> WHAT NEEDS TO BE DONE: Convert every line of the items below into a Markdown table with the columns Row and Content, numbering the rows and omitting blank lines.

——

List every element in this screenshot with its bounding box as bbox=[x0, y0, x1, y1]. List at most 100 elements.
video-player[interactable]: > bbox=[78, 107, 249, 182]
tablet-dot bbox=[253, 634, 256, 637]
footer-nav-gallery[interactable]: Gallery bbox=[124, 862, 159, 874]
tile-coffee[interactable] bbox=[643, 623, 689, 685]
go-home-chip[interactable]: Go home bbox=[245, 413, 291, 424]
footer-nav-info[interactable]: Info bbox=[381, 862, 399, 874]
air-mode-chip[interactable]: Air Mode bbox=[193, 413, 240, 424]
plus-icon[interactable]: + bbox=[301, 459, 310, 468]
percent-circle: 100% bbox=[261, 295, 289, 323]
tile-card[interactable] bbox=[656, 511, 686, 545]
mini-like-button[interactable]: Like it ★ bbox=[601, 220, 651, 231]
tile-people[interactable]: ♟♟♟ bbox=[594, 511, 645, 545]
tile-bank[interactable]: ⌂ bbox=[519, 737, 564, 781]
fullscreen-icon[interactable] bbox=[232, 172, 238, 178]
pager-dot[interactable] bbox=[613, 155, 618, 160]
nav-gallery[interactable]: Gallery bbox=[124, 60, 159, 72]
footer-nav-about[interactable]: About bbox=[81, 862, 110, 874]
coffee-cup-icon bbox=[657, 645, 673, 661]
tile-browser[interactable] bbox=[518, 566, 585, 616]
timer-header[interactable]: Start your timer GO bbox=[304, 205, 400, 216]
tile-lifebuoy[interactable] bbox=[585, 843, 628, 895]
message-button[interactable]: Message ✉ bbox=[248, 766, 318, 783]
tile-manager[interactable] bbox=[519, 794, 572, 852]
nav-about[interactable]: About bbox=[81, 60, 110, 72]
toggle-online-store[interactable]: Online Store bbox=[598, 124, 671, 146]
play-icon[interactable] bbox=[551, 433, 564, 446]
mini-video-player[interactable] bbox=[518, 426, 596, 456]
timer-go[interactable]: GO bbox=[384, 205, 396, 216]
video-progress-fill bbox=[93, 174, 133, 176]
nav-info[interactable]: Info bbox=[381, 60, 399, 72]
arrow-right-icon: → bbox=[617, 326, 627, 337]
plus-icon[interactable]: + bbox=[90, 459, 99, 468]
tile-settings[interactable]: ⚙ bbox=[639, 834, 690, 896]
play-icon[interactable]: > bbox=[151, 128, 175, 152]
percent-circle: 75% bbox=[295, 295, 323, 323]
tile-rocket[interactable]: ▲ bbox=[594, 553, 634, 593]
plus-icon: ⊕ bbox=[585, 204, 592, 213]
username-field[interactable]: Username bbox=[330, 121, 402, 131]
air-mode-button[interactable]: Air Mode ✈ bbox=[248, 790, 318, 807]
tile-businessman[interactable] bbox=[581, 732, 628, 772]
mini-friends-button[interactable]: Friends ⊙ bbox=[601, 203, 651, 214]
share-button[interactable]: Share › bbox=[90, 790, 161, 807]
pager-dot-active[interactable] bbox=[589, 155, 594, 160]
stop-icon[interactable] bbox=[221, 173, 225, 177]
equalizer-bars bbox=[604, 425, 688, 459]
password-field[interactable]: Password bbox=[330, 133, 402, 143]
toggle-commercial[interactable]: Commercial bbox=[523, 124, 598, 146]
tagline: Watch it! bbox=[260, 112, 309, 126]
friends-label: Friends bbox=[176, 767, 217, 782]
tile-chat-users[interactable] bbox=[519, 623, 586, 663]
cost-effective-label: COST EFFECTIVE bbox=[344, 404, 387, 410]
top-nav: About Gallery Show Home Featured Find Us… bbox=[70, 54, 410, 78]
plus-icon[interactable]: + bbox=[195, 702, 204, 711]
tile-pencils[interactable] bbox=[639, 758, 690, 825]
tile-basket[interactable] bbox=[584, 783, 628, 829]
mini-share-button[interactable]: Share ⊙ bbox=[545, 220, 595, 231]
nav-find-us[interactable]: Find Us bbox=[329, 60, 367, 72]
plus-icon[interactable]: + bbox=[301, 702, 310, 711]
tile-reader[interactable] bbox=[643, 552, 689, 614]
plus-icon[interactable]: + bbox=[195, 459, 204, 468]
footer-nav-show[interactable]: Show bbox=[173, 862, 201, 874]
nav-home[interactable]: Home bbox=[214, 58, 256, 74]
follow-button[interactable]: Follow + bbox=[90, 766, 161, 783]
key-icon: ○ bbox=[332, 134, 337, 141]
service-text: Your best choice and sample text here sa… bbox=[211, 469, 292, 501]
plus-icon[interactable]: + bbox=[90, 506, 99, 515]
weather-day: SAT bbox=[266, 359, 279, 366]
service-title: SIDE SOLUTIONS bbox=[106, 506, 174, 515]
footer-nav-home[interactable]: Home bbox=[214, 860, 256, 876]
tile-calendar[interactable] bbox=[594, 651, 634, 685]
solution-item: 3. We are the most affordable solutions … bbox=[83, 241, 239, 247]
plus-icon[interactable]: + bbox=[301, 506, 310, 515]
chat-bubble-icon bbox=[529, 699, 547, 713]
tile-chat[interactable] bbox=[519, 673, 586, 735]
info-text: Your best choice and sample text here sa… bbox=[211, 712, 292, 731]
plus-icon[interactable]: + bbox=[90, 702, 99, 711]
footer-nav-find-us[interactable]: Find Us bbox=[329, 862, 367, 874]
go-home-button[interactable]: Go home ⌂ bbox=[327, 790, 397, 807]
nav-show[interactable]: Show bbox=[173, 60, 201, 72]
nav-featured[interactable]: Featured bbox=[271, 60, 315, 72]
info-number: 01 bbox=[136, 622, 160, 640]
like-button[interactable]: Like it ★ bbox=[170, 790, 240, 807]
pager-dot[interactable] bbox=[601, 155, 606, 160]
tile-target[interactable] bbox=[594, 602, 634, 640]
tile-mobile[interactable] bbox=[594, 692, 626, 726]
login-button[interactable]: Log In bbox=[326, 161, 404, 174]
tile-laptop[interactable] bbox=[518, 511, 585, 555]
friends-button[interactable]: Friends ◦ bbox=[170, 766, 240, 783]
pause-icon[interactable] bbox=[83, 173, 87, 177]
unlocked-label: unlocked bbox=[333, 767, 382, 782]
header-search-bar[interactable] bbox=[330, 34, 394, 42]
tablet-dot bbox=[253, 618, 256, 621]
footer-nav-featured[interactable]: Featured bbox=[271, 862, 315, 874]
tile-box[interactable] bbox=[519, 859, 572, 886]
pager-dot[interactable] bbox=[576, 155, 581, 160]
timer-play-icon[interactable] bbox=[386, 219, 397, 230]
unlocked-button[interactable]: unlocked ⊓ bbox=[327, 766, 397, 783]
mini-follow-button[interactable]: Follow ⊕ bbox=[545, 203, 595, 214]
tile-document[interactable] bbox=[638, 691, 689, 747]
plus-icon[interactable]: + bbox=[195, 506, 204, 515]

——

> WRITTEN RESPONSE:
| Row | Content |
|---|---|
| 1 | List every element in this screenshot with its bounding box as bbox=[x0, y0, x1, y1]. List at most 100 elements. |
| 2 | video-player[interactable]: > bbox=[78, 107, 249, 182] |
| 3 | tablet-dot bbox=[253, 634, 256, 637] |
| 4 | footer-nav-gallery[interactable]: Gallery bbox=[124, 862, 159, 874] |
| 5 | tile-coffee[interactable] bbox=[643, 623, 689, 685] |
| 6 | go-home-chip[interactable]: Go home bbox=[245, 413, 291, 424] |
| 7 | footer-nav-info[interactable]: Info bbox=[381, 862, 399, 874] |
| 8 | air-mode-chip[interactable]: Air Mode bbox=[193, 413, 240, 424] |
| 9 | plus-icon[interactable]: + bbox=[301, 459, 310, 468] |
| 10 | percent-circle: 100% bbox=[261, 295, 289, 323] |
| 11 | tile-card[interactable] bbox=[656, 511, 686, 545] |
| 12 | mini-like-button[interactable]: Like it ★ bbox=[601, 220, 651, 231] |
| 13 | tile-people[interactable]: ♟♟♟ bbox=[594, 511, 645, 545] |
| 14 | tile-bank[interactable]: ⌂ bbox=[519, 737, 564, 781] |
| 15 | fullscreen-icon[interactable] bbox=[232, 172, 238, 178] |
| 16 | pager-dot[interactable] bbox=[613, 155, 618, 160] |
| 17 | nav-gallery[interactable]: Gallery bbox=[124, 60, 159, 72] |
| 18 | footer-nav-about[interactable]: About bbox=[81, 862, 110, 874] |
| 19 | coffee-cup-icon bbox=[657, 645, 673, 661] |
| 20 | tile-browser[interactable] bbox=[518, 566, 585, 616] |
| 21 | timer-header[interactable]: Start your timer GO bbox=[304, 205, 400, 216] |
| 22 | tile-lifebuoy[interactable] bbox=[585, 843, 628, 895] |
| 23 | message-button[interactable]: Message ✉ bbox=[248, 766, 318, 783] |
| 24 | tile-manager[interactable] bbox=[519, 794, 572, 852] |
| 25 | nav-about[interactable]: About bbox=[81, 60, 110, 72] |
| 26 | toggle-online-store[interactable]: Online Store bbox=[598, 124, 671, 146] |
| 27 | play-icon[interactable] bbox=[551, 433, 564, 446] |
| 28 | mini-video-player[interactable] bbox=[518, 426, 596, 456] |
| 29 | timer-go[interactable]: GO bbox=[384, 205, 396, 216] |
| 30 | video-progress-fill bbox=[93, 174, 133, 176] |
| 31 | nav-info[interactable]: Info bbox=[381, 60, 399, 72] |
| 32 | arrow-right-icon: → bbox=[617, 326, 627, 337] |
| 33 | plus-icon[interactable]: + bbox=[90, 459, 99, 468] |
| 34 | tile-settings[interactable]: ⚙ bbox=[639, 834, 690, 896] |
| 35 | play-icon[interactable]: > bbox=[151, 128, 175, 152] |
| 36 | percent-circle: 75% bbox=[295, 295, 323, 323] |
| 37 | tile-rocket[interactable]: ▲ bbox=[594, 553, 634, 593] |
| 38 | plus-icon: ⊕ bbox=[585, 204, 592, 213] |
| 39 | username-field[interactable]: Username bbox=[330, 121, 402, 131] |
| 40 | air-mode-button[interactable]: Air Mode ✈ bbox=[248, 790, 318, 807] |
| 41 | tile-businessman[interactable] bbox=[581, 732, 628, 772] |
| 42 | mini-friends-button[interactable]: Friends ⊙ bbox=[601, 203, 651, 214] |
| 43 | share-button[interactable]: Share › bbox=[90, 790, 161, 807] |
| 44 | pager-dot-active[interactable] bbox=[589, 155, 594, 160] |
| 45 | stop-icon[interactable] bbox=[221, 173, 225, 177] |
| 46 | equalizer-bars bbox=[604, 425, 688, 459] |
| 47 | password-field[interactable]: Password bbox=[330, 133, 402, 143] |
| 48 | toggle-commercial[interactable]: Commercial bbox=[523, 124, 598, 146] |
| 49 | tagline: Watch it! bbox=[260, 112, 309, 126] |
| 50 | friends-label: Friends bbox=[176, 767, 217, 782] |
| 51 | tile-chat-users[interactable] bbox=[519, 623, 586, 663] |
| 52 | cost-effective-label: COST EFFECTIVE bbox=[344, 404, 387, 410] |
| 53 | top-nav: About Gallery Show Home Featured Find Us… bbox=[70, 54, 410, 78] |
| 54 | plus-icon[interactable]: + bbox=[195, 702, 204, 711] |
| 55 | tile-pencils[interactable] bbox=[639, 758, 690, 825] |
| 56 | tile-basket[interactable] bbox=[584, 783, 628, 829] |
| 57 | mini-share-button[interactable]: Share ⊙ bbox=[545, 220, 595, 231] |
| 58 | nav-find-us[interactable]: Find Us bbox=[329, 60, 367, 72] |
| 59 | plus-icon[interactable]: + bbox=[301, 702, 310, 711] |
| 60 | tile-reader[interactable] bbox=[643, 552, 689, 614] |
| 61 | plus-icon[interactable]: + bbox=[195, 459, 204, 468] |
| 62 | footer-nav-show[interactable]: Show bbox=[173, 862, 201, 874] |
| 63 | nav-home[interactable]: Home bbox=[214, 58, 256, 74] |
| 64 | follow-button[interactable]: Follow + bbox=[90, 766, 161, 783] |
| 65 | key-icon: ○ bbox=[332, 134, 337, 141] |
| 66 | service-text: Your best choice and sample text here sa… bbox=[211, 469, 292, 501] |
| 67 | plus-icon[interactable]: + bbox=[90, 506, 99, 515] |
| 68 | weather-day: SAT bbox=[266, 359, 279, 366] |
| 69 | service-title: SIDE SOLUTIONS bbox=[106, 506, 174, 515] |
| 70 | footer-nav-home[interactable]: Home bbox=[214, 860, 256, 876] |
| 71 | tile-calendar[interactable] bbox=[594, 651, 634, 685] |
| 72 | solution-item: 3. We are the most affordable solutions … bbox=[83, 241, 239, 247] |
| 73 | plus-icon[interactable]: + bbox=[301, 506, 310, 515] |
| 74 | chat-bubble-icon bbox=[529, 699, 547, 713] |
| 75 | tile-chat[interactable] bbox=[519, 673, 586, 735] |
| 76 | info-text: Your best choice and sample text here sa… bbox=[211, 712, 292, 731] |
| 77 | plus-icon[interactable]: + bbox=[90, 702, 99, 711] |
| 78 | footer-nav-find-us[interactable]: Find Us bbox=[329, 862, 367, 874] |
| 79 | go-home-button[interactable]: Go home ⌂ bbox=[327, 790, 397, 807] |
| 80 | nav-show[interactable]: Show bbox=[173, 60, 201, 72] |
| 81 | nav-featured[interactable]: Featured bbox=[271, 60, 315, 72] |
| 82 | info-number: 01 bbox=[136, 622, 160, 640] |
| 83 | like-button[interactable]: Like it ★ bbox=[170, 790, 240, 807] |
| 84 | pager-dot[interactable] bbox=[601, 155, 606, 160] |
| 85 | tile-target[interactable] bbox=[594, 602, 634, 640] |
| 86 | tile-mobile[interactable] bbox=[594, 692, 626, 726] |
| 87 | login-button[interactable]: Log In bbox=[326, 161, 404, 174] |
| 88 | tile-laptop[interactable] bbox=[518, 511, 585, 555] |
| 89 | friends-button[interactable]: Friends ◦ bbox=[170, 766, 240, 783] |
| 90 | pause-icon[interactable] bbox=[83, 173, 87, 177] |
| 91 | unlocked-label: unlocked bbox=[333, 767, 382, 782] |
| 92 | header-search-bar[interactable] bbox=[330, 34, 394, 42] |
| 93 | tablet-dot bbox=[253, 618, 256, 621] |
| 94 | footer-nav-featured[interactable]: Featured bbox=[271, 862, 315, 874] |
| 95 | tile-box[interactable] bbox=[519, 859, 572, 886] |
| 96 | pager-dot[interactable] bbox=[576, 155, 581, 160] |
| 97 | timer-play-icon[interactable] bbox=[386, 219, 397, 230] |
| 98 | unlocked-button[interactable]: unlocked ⊓ bbox=[327, 766, 397, 783] |
| 99 | mini-follow-button[interactable]: Follow ⊕ bbox=[545, 203, 595, 214] |
| 100 | tile-document[interactable] bbox=[638, 691, 689, 747] |
| 101 | plus-icon[interactable]: + bbox=[195, 506, 204, 515] |